From the records below, extract all the text exactly and leave the images behind.

Data tied to figure images:
———
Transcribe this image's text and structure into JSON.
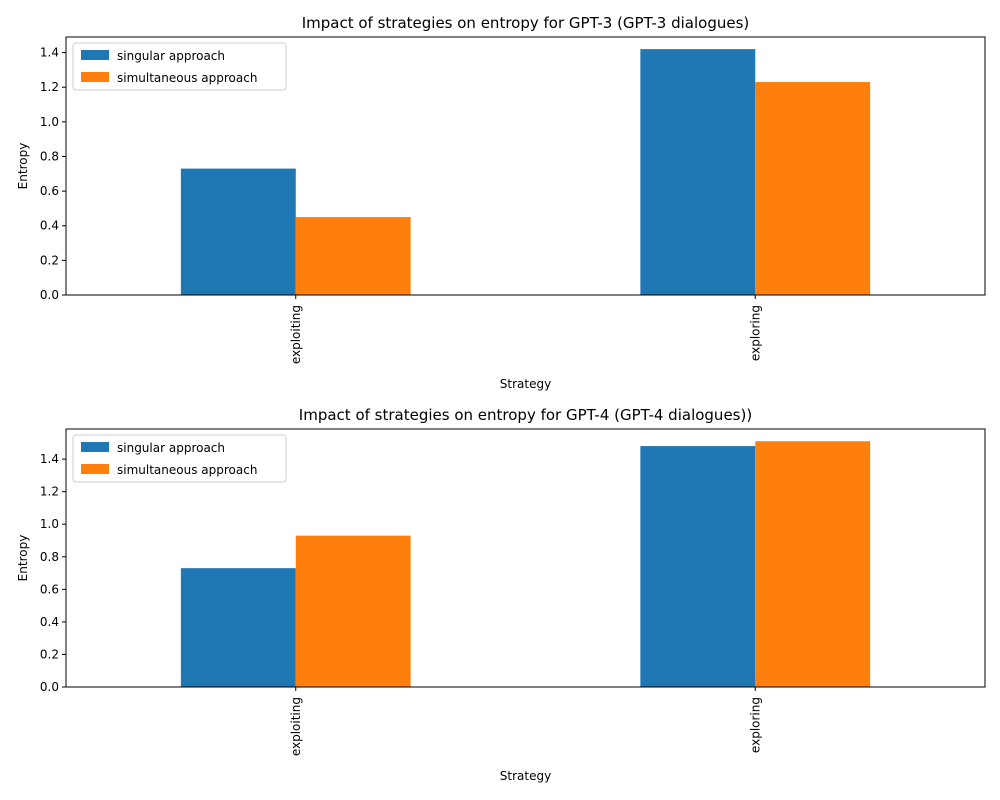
{
  "chart_data": [
    {
      "type": "bar",
      "title": "Impact of strategies on entropy for GPT-3 (GPT-3 dialogues)",
      "xlabel": "Strategy",
      "ylabel": "Entropy",
      "categories": [
        "exploiting",
        "exploring"
      ],
      "series": [
        {
          "name": "singular approach",
          "values": [
            0.73,
            1.42
          ],
          "color": "#1f77b4"
        },
        {
          "name": "simultaneous approach",
          "values": [
            0.45,
            1.23
          ],
          "color": "#ff7f0e"
        }
      ],
      "ylim": [
        0,
        1.49
      ],
      "yticks": [
        "0.0",
        "0.2",
        "0.4",
        "0.6",
        "0.8",
        "1.0",
        "1.2",
        "1.4"
      ],
      "grid": false,
      "legend": "top-left"
    },
    {
      "type": "bar",
      "title": "Impact of strategies on entropy for GPT-4 (GPT-4 dialogues))",
      "xlabel": "Strategy",
      "ylabel": "Entropy",
      "categories": [
        "exploiting",
        "exploring"
      ],
      "series": [
        {
          "name": "singular approach",
          "values": [
            0.73,
            1.48
          ],
          "color": "#1f77b4"
        },
        {
          "name": "simultaneous approach",
          "values": [
            0.93,
            1.51
          ],
          "color": "#ff7f0e"
        }
      ],
      "ylim": [
        0,
        1.585
      ],
      "yticks": [
        "0.0",
        "0.2",
        "0.4",
        "0.6",
        "0.8",
        "1.0",
        "1.2",
        "1.4"
      ],
      "grid": false,
      "legend": "top-left"
    }
  ]
}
———
Finished answer:
Transcribe this image's text and structure into JSON.
{
  "chart_data": [
    {
      "type": "bar",
      "title": "Impact of strategies on entropy for GPT-3 (GPT-3 dialogues)",
      "xlabel": "Strategy",
      "ylabel": "Entropy",
      "categories": [
        "exploiting",
        "exploring"
      ],
      "series": [
        {
          "name": "singular approach",
          "values": [
            0.73,
            1.42
          ],
          "color": "#1f77b4"
        },
        {
          "name": "simultaneous approach",
          "values": [
            0.45,
            1.23
          ],
          "color": "#ff7f0e"
        }
      ],
      "ylim": [
        0,
        1.49
      ],
      "yticks": [
        "0.0",
        "0.2",
        "0.4",
        "0.6",
        "0.8",
        "1.0",
        "1.2",
        "1.4"
      ],
      "grid": false,
      "legend": "top-left"
    },
    {
      "type": "bar",
      "title": "Impact of strategies on entropy for GPT-4 (GPT-4 dialogues))",
      "xlabel": "Strategy",
      "ylabel": "Entropy",
      "categories": [
        "exploiting",
        "exploring"
      ],
      "series": [
        {
          "name": "singular approach",
          "values": [
            0.73,
            1.48
          ],
          "color": "#1f77b4"
        },
        {
          "name": "simultaneous approach",
          "values": [
            0.93,
            1.51
          ],
          "color": "#ff7f0e"
        }
      ],
      "ylim": [
        0,
        1.585
      ],
      "yticks": [
        "0.0",
        "0.2",
        "0.4",
        "0.6",
        "0.8",
        "1.0",
        "1.2",
        "1.4"
      ],
      "grid": false,
      "legend": "top-left"
    }
  ]
}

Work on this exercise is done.